__WRITTEN TASK__
Scan the data. Collect each line that contains the word "text".

__RECORDS__
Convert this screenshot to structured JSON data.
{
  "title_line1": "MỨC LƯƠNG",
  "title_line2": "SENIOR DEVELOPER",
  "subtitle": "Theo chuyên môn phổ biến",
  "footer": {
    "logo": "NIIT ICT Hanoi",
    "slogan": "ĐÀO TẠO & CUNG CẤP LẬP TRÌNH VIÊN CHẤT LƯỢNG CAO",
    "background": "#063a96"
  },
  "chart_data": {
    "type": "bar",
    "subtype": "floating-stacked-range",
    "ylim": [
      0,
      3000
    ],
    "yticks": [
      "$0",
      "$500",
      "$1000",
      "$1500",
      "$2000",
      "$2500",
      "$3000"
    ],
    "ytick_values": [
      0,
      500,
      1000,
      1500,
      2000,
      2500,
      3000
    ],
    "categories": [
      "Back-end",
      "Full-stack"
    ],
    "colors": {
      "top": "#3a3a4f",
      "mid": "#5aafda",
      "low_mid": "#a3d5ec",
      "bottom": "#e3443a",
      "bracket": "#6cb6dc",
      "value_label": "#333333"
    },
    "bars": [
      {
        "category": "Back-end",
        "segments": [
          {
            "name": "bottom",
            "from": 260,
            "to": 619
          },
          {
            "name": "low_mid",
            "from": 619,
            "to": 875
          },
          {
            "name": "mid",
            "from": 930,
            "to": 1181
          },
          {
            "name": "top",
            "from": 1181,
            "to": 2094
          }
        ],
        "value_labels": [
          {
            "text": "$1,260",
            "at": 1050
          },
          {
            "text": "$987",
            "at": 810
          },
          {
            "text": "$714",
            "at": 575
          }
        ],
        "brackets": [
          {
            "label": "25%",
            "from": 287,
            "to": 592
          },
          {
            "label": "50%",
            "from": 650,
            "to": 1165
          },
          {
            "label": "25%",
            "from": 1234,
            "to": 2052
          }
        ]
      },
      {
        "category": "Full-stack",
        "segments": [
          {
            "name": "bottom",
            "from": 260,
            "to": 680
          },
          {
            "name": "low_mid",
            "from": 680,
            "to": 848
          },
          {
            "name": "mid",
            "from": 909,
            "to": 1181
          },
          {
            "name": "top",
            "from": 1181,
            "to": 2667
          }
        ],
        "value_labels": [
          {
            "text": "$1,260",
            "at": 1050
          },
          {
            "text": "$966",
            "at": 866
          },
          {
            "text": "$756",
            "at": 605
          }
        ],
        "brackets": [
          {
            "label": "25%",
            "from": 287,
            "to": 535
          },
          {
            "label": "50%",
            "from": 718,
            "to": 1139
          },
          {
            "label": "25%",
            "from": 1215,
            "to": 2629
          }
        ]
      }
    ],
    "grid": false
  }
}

__ANSWER IN FULL__
            "text": "$1,260",
            "text": "$987",
            "text": "$714",
            "text": "$1,260",
            "text": "$966",
            "text": "$756",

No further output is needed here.